**Requirement:** Count how many lines below contain the string "hopper", with case counting, and reply with only that number.

################

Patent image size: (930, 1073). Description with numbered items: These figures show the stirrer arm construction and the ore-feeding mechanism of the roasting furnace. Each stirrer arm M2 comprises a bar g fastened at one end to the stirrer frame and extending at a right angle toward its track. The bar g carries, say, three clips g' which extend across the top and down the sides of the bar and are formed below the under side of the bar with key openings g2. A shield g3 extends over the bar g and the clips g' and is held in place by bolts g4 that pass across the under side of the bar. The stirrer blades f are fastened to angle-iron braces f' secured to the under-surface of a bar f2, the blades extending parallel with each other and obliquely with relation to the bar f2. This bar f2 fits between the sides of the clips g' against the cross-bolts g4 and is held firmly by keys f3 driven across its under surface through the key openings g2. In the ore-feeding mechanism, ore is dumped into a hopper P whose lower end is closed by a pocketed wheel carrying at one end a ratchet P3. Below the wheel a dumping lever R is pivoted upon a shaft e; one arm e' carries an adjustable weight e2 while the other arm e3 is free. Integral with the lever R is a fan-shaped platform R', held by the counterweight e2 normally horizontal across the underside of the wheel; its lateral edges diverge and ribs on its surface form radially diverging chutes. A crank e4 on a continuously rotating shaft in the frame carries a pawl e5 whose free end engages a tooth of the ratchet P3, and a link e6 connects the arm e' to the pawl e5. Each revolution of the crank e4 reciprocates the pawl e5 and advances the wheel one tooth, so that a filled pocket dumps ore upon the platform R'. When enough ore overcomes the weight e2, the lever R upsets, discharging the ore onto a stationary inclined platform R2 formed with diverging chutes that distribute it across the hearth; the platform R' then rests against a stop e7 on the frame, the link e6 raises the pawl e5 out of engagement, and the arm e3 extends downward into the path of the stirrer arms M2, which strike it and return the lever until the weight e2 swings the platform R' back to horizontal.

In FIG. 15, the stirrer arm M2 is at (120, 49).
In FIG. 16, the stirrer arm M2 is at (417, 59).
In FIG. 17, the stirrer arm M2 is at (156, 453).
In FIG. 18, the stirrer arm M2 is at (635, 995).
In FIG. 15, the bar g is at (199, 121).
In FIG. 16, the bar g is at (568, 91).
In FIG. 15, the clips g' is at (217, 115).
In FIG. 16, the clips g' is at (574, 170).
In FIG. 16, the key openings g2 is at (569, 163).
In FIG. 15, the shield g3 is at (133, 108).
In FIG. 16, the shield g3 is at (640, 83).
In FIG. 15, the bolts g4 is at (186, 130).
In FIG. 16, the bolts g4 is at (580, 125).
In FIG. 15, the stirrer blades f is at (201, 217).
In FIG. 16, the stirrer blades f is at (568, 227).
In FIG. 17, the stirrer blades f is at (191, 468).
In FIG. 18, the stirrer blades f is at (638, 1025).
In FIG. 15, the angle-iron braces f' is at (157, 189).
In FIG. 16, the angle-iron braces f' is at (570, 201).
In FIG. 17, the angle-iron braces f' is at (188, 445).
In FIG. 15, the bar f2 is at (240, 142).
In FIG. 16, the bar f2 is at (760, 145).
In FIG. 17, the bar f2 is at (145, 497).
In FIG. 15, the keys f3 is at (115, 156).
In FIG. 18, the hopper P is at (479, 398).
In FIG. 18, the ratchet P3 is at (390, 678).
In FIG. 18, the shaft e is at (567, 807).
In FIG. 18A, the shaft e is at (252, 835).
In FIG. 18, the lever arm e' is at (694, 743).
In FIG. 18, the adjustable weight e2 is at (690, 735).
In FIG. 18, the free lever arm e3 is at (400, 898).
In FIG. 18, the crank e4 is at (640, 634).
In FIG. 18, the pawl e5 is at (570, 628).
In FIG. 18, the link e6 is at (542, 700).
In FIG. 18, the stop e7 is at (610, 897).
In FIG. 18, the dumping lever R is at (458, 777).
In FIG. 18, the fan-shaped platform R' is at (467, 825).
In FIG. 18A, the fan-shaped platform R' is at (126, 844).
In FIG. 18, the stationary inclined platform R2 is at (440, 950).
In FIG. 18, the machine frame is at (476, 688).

################

**Worked answer:** 2